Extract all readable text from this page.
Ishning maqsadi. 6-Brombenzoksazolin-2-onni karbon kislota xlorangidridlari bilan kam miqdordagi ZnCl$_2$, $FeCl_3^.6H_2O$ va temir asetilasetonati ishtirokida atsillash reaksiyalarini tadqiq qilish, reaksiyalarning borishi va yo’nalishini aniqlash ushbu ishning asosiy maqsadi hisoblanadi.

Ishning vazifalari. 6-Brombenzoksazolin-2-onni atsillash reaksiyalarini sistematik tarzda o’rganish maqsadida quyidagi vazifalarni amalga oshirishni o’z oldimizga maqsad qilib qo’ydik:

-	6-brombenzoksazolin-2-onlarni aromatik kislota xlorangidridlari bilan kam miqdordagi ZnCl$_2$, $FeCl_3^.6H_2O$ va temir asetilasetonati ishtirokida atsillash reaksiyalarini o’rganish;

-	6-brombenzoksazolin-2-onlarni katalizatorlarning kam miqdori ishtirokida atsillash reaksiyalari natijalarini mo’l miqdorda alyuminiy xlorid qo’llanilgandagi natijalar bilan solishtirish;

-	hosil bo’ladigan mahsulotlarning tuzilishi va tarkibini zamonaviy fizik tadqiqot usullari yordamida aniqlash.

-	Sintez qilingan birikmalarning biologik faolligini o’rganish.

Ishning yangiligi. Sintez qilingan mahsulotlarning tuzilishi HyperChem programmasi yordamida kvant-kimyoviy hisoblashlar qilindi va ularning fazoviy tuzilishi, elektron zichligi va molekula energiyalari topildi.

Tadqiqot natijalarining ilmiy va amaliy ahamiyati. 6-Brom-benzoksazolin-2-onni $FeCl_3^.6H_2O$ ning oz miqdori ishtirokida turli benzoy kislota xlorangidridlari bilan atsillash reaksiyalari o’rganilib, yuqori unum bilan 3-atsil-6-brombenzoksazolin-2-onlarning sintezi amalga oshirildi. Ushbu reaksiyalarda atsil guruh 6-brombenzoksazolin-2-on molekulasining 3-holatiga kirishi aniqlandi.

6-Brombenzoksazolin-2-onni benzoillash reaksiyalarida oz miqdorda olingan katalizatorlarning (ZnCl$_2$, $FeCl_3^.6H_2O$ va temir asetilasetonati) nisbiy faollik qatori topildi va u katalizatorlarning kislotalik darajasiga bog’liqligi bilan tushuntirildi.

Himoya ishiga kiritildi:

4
========================================
# Work instructions
From the data, list each line in which the string "qilingan" appears.

# Completed exercise
-	Sintez qilingan birikmalarning biologik faolligini o’rganish.
Ishning yangiligi. Sintez qilingan mahsulotlarning tuzilishi HyperChem programmasi yordamida kvant-kimyoviy hisoblashlar qilindi va ularning fazoviy tuzilishi, elektron zichligi va molekula energiyalari topildi.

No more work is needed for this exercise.